EXERCISE
Repeat every line of the records below word for word, omitting the pictures.

(Stored items from a collection)
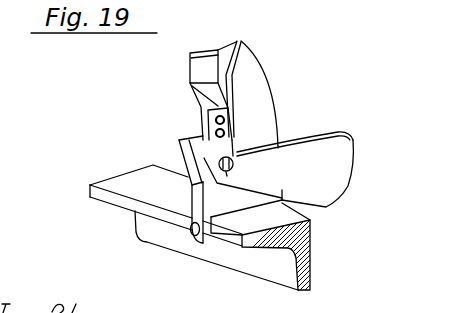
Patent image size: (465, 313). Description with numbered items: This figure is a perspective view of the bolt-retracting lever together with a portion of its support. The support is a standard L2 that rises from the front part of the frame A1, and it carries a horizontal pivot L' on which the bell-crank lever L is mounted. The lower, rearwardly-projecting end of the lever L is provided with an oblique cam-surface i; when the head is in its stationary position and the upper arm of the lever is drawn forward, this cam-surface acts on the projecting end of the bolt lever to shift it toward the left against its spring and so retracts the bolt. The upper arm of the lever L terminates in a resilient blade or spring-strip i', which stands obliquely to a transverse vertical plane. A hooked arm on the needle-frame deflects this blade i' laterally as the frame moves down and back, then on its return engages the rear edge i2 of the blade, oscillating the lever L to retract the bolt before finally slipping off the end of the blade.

The frame A1 is at (300, 246).
The bell-crank lever L is at (233, 233).
The horizontal pivot L' is at (172, 163).
The rear edge of the blade i2 is at (190, 72).
The resilient blade i' is at (248, 78).
The standard L2 is at (267, 129).
The oblique cam-surface i is at (321, 173).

EXERCISE RESPONSE
Patent image size: (465, 313). Description with numbered items: This figure is a perspective view of the bolt-retracting lever together with a portion of its support. The support is a standard L2 that rises from the front part of the frame A1, and it carries a horizontal pivot L' on which the bell-crank lever L is mounted. The lower, rearwardly-projecting end of the lever L is provided with an oblique cam-surface i; when the head is in its stationary position and the upper arm of the lever is drawn forward, this cam-surface acts on the projecting end of the bolt lever to shift it toward the left against its spring and so retracts the bolt. The upper arm of the lever L terminates in a resilient blade or spring-strip i', which stands obliquely to a transverse vertical plane. A hooked arm on the needle-frame deflects this blade i' laterally as the frame moves down and back, then on its return engages the rear edge i2 of the blade, oscillating the lever L to retract the bolt before finally slipping off the end of the blade.

The frame A1 is at (300, 246).
The bell-crank lever L is at (233, 233).
The horizontal pivot L' is at (172, 163).
The rear edge of the blade i2 is at (190, 72).
The resilient blade i' is at (248, 78).
The standard L2 is at (267, 129).
The oblique cam-surface i is at (321, 173).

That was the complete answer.